# START OF Dataset records
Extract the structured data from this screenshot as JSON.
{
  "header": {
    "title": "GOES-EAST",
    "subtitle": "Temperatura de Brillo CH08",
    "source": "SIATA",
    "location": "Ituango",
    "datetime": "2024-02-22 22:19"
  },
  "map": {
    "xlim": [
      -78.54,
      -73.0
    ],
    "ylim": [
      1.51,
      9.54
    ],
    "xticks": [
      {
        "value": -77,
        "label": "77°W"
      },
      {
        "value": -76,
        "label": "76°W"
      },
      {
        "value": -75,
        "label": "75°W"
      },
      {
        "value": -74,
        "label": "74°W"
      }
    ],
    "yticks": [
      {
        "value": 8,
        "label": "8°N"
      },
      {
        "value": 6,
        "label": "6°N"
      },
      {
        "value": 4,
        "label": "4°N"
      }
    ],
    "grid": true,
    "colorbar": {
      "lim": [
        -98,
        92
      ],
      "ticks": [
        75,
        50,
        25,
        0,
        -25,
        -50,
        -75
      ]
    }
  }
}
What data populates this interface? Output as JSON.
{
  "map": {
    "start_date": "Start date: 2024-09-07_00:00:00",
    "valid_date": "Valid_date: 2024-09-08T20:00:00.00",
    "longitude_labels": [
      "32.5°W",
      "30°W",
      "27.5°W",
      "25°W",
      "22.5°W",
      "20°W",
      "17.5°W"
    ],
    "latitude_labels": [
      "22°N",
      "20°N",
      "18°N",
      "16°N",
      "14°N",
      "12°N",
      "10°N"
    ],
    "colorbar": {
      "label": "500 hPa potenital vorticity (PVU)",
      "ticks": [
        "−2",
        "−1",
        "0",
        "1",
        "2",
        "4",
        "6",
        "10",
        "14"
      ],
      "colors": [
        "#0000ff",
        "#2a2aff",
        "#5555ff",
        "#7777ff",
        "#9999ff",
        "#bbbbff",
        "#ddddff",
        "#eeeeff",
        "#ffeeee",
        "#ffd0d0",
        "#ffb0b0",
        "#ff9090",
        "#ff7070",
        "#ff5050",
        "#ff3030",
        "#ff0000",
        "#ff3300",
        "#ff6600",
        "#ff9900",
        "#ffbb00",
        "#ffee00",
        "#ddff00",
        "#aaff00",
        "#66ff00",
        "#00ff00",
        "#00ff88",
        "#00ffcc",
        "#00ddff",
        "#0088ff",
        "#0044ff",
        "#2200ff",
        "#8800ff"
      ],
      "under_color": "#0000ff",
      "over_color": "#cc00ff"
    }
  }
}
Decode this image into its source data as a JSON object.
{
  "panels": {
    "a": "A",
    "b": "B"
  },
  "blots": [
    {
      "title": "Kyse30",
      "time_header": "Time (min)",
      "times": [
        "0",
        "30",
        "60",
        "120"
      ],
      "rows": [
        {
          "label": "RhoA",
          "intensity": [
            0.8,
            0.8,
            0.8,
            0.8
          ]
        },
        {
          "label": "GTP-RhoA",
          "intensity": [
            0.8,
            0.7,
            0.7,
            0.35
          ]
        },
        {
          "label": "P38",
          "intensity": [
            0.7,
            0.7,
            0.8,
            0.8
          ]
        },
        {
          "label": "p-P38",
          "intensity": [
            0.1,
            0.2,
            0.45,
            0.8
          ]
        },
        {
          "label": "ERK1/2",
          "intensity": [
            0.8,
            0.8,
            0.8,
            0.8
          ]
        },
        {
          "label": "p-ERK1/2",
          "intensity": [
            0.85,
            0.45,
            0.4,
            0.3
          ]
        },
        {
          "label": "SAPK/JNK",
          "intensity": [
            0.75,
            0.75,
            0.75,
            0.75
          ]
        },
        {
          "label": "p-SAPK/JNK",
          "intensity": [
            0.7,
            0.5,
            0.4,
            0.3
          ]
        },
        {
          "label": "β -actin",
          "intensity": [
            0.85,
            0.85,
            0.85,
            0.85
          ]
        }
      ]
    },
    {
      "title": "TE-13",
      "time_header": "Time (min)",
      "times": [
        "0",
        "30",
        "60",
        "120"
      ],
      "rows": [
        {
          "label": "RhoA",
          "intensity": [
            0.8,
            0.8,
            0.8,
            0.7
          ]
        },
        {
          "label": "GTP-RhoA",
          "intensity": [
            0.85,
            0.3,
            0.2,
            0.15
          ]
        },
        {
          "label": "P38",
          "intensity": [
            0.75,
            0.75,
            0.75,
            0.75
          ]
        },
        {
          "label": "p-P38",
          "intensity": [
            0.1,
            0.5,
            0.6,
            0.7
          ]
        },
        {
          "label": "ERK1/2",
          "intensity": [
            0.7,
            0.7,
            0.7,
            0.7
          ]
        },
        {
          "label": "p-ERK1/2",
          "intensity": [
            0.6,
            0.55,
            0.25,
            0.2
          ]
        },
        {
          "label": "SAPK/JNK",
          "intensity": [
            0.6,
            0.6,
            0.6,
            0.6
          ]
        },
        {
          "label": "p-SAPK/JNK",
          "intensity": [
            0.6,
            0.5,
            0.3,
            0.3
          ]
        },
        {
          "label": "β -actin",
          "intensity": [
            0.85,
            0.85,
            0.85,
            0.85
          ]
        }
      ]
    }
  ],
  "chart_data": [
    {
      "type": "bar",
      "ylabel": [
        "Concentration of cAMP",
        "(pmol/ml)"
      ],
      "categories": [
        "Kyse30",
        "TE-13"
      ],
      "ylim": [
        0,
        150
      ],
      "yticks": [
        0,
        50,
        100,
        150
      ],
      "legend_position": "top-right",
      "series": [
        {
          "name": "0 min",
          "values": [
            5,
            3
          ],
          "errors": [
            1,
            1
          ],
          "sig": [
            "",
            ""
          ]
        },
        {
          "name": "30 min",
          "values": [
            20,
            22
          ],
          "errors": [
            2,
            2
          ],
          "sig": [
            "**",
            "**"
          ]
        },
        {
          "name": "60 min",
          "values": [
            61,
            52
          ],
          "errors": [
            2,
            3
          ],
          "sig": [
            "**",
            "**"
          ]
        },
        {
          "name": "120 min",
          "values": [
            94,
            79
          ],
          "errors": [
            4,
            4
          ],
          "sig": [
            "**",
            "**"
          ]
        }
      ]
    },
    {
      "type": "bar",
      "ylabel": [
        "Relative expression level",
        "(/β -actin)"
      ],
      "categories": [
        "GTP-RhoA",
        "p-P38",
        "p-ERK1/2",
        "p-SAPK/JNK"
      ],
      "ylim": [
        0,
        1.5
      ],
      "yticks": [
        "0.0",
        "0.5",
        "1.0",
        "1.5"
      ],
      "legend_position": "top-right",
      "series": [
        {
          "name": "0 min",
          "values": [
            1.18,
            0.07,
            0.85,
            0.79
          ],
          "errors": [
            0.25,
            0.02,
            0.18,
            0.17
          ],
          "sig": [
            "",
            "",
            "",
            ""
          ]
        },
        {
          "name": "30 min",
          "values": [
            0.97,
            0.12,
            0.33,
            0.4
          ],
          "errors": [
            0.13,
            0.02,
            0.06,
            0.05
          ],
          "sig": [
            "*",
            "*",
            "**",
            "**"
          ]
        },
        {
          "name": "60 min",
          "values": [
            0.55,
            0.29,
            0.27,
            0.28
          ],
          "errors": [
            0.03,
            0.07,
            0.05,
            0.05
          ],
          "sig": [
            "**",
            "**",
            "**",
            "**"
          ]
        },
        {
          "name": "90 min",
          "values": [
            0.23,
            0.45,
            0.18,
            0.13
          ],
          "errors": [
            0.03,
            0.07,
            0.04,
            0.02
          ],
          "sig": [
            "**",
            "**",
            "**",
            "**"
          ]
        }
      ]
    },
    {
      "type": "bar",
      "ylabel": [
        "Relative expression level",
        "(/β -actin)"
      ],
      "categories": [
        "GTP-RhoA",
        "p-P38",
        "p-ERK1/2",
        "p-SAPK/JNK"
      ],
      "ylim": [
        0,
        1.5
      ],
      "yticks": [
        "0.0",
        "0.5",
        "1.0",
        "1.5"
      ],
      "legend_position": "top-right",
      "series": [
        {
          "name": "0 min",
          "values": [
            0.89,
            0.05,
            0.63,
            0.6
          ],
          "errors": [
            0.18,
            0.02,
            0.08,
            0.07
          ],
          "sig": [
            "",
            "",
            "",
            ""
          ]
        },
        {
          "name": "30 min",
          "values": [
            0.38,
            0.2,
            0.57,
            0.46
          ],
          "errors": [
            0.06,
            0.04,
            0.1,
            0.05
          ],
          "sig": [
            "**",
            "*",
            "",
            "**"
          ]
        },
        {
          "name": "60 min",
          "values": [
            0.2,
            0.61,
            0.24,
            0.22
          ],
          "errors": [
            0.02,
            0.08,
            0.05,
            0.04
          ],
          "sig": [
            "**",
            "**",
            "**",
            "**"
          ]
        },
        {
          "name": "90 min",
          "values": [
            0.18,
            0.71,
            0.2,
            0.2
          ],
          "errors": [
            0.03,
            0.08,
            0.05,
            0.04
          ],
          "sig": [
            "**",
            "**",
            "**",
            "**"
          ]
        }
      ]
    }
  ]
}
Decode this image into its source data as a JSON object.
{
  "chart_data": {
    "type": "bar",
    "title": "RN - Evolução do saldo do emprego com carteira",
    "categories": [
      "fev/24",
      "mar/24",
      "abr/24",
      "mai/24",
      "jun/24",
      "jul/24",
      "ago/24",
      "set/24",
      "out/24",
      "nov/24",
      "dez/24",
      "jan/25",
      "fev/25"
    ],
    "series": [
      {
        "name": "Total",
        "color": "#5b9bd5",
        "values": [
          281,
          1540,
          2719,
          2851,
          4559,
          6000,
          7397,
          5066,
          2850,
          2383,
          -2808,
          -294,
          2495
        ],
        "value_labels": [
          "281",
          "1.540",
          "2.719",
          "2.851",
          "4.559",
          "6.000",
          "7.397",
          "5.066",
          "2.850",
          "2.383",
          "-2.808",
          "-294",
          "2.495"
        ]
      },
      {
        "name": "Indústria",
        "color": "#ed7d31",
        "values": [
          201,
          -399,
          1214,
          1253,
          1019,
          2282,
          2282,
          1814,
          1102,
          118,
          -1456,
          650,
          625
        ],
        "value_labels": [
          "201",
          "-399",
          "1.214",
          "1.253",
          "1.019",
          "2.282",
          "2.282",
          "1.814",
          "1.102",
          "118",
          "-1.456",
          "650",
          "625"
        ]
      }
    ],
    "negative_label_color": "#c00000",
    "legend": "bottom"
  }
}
# END OF Dataset records
Aim of the exercise:
Pick out and copy the lines of the entries that hold the string "JSON".

Solved exercise:
Extract the structured data from this screenshot as JSON.
What data populates this interface? Output as JSON.
Decode this image into its source data as a JSON object.
Decode this image into its source data as a JSON object.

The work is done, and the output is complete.